*SOURCE MATERIAL*.
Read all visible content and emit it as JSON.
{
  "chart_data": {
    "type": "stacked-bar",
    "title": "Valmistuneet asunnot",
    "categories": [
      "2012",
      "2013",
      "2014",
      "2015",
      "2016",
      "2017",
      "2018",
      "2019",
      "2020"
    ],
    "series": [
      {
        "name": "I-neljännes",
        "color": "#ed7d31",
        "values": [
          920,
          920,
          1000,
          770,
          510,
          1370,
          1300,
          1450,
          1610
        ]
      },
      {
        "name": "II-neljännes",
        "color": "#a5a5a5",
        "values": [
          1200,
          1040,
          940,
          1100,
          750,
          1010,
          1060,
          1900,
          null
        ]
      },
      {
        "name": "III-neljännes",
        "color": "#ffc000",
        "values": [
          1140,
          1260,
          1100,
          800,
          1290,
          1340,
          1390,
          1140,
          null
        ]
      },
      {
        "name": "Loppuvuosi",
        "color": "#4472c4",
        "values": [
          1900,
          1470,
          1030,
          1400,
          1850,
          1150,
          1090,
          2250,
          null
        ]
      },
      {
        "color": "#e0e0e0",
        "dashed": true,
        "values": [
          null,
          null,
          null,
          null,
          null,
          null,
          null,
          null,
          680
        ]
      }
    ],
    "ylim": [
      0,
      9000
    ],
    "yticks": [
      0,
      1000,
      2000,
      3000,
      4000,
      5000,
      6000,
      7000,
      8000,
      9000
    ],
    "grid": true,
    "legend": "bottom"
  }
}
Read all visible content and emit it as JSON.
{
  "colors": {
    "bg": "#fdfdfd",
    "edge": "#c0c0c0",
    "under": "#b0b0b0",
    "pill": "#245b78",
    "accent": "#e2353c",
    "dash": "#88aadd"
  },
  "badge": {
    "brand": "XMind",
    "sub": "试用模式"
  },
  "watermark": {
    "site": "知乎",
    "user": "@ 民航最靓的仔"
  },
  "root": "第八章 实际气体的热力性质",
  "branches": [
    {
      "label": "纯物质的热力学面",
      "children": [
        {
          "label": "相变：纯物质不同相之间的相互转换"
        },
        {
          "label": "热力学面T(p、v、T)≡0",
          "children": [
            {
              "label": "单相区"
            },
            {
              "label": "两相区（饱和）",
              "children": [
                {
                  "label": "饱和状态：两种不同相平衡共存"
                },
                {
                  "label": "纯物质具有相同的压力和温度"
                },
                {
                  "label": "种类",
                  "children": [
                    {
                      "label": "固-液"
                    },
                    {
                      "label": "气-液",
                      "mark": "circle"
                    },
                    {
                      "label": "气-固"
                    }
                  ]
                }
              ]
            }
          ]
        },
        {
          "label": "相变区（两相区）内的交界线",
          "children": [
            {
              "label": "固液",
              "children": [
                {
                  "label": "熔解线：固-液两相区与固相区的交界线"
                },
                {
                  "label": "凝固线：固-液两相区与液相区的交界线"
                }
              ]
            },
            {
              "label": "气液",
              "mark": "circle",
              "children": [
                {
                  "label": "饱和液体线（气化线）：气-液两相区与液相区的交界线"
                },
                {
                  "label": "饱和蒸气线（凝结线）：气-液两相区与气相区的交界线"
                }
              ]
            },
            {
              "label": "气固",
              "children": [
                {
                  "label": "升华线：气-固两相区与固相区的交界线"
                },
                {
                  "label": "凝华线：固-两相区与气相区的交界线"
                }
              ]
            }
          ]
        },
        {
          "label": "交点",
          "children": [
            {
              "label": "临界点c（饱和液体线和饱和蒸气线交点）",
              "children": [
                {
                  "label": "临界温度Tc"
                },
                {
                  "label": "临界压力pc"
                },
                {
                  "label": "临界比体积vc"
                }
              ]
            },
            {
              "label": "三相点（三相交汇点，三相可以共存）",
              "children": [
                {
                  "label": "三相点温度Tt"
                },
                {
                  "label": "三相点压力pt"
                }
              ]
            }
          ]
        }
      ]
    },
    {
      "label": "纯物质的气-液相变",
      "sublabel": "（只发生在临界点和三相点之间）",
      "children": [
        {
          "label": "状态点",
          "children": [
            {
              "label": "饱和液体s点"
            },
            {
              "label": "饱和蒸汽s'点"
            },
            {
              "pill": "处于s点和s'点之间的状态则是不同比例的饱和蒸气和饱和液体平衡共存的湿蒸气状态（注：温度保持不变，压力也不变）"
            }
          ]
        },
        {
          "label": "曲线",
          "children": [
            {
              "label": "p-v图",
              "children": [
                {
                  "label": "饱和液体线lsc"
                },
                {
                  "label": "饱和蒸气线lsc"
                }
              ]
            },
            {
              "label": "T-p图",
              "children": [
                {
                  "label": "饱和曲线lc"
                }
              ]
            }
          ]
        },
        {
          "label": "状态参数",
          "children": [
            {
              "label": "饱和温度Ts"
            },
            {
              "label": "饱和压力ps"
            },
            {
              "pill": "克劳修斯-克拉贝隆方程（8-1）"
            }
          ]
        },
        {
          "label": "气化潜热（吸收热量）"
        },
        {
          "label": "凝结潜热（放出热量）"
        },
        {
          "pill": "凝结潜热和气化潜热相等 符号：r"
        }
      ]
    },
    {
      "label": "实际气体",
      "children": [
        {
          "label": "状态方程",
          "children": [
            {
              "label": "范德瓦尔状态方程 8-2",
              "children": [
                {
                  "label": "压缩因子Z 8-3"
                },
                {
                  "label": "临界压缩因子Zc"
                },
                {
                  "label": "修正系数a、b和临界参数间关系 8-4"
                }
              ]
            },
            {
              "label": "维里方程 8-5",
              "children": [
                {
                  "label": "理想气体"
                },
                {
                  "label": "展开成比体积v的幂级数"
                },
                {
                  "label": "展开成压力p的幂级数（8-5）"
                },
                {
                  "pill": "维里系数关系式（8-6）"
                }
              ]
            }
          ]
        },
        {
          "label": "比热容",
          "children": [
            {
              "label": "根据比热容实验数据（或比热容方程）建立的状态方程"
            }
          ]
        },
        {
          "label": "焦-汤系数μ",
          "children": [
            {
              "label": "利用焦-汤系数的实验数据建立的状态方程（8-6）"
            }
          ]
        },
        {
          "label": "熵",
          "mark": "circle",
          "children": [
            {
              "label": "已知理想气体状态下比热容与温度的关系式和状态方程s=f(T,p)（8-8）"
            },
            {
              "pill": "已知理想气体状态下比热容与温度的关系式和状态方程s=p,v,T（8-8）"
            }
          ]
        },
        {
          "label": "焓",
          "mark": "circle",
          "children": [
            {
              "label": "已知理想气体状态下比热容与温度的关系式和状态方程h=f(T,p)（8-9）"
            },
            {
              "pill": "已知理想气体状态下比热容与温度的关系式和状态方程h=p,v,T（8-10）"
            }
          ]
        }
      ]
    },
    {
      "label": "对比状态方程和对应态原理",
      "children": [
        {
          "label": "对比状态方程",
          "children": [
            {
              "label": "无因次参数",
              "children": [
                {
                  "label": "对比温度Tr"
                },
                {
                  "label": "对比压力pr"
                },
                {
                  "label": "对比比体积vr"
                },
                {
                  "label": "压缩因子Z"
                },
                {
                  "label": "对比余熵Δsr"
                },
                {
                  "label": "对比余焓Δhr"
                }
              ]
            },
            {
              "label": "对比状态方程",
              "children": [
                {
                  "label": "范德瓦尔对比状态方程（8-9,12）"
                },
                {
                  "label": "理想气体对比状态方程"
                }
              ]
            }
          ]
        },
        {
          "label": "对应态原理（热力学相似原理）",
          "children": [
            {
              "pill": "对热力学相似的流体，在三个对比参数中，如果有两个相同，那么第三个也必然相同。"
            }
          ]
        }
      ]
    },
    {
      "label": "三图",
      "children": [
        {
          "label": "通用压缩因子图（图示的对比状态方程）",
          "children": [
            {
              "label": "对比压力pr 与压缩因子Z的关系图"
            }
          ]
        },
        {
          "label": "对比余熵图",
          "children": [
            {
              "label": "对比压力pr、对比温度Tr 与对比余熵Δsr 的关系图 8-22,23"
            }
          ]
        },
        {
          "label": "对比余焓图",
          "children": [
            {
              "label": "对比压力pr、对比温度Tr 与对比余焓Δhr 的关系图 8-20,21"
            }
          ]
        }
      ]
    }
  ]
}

*WHAT YOU NEED TO DO*.
Show all lines in the entries above where the word "pill" appears.

*RIGHT ANSWER*.
    "pill": "#245b78",
              "pill": "处于s点和s'点之间的状态则是不同比例的饱和蒸气和饱和液体平衡共存的湿蒸气状态（注：温度保持不变，压力也不变）"
              "pill": "克劳修斯-克拉贝隆方程（8-1）"
          "pill": "凝结潜热和气化潜热相等 符号：r"
                  "pill": "维里系数关系式（8-6）"
              "pill": "已知理想气体状态下比热容与温度的关系式和状态方程s=p,v,T（8-8）"
              "pill": "已知理想气体状态下比热容与温度的关系式和状态方程h=p,v,T（8-10）"
              "pill": "对热力学相似的流体，在三个对比参数中，如果有两个相同，那么第三个也必然相同。"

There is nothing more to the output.